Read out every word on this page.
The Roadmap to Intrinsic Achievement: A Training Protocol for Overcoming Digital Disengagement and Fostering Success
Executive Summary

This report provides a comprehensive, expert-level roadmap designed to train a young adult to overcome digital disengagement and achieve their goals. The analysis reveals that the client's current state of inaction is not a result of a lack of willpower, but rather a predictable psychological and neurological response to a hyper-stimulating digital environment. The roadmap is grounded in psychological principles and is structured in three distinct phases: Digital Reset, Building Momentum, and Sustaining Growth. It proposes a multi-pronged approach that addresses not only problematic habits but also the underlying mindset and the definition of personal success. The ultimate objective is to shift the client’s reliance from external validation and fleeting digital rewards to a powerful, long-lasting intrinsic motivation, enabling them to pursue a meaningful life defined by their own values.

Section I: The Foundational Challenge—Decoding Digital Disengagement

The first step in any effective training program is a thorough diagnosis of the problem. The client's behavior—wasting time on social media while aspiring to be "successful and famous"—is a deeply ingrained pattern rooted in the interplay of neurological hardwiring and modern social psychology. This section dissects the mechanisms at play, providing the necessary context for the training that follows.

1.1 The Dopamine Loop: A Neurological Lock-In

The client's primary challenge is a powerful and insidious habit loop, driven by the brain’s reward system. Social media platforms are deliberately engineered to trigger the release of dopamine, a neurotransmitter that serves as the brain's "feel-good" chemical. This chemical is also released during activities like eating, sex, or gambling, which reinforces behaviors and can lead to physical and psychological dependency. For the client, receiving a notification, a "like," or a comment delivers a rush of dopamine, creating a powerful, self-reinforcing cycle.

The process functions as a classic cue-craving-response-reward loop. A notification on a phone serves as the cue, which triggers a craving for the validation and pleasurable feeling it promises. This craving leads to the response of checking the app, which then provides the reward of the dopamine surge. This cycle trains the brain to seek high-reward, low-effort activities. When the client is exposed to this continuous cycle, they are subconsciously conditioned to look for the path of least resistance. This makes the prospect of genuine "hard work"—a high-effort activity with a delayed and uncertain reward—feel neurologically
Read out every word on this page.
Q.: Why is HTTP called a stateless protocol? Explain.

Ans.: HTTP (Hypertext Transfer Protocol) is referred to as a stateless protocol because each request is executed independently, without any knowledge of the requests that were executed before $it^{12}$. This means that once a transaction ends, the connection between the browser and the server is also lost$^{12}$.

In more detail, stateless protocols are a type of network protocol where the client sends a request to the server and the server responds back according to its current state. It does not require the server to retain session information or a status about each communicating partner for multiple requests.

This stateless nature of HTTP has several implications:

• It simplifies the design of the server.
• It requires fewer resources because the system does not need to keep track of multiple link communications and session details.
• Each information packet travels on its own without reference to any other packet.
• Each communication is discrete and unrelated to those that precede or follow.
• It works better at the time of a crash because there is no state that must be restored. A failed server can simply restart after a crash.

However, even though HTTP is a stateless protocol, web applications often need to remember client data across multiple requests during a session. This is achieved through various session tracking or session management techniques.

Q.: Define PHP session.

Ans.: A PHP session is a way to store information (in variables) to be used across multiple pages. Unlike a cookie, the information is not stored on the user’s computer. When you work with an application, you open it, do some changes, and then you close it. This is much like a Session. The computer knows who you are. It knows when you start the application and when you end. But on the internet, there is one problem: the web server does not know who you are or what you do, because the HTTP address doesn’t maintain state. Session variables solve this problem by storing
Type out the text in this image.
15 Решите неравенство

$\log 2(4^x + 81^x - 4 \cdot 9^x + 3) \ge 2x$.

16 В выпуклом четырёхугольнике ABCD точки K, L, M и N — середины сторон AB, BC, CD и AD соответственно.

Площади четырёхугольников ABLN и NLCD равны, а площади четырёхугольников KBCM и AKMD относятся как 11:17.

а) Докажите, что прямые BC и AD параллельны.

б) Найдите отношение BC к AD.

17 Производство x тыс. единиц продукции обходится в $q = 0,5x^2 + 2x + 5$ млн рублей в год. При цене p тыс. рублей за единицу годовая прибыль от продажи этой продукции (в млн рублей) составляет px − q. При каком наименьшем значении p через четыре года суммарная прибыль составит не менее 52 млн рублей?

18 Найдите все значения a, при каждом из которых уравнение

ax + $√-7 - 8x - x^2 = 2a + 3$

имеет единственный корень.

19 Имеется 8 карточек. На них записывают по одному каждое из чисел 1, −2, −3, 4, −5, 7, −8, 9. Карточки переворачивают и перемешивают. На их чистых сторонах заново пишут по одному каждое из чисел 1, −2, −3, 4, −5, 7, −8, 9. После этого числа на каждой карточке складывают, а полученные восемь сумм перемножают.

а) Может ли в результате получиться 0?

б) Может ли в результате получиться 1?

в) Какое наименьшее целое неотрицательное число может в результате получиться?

══════════════════════════════

Task description:
Read through the entries and copy each line in which "without" appears.

Full answer:
Ans.: HTTP (Hypertext Transfer Protocol) is referred to as a stateless protocol because each request is executed independently, without any knowledge of the requests that were executed before $it^{12}$. This means that once a transaction ends, the connection between the browser and the server is also lost$^{12}$.
• Each information packet travels on its own without reference to any other packet.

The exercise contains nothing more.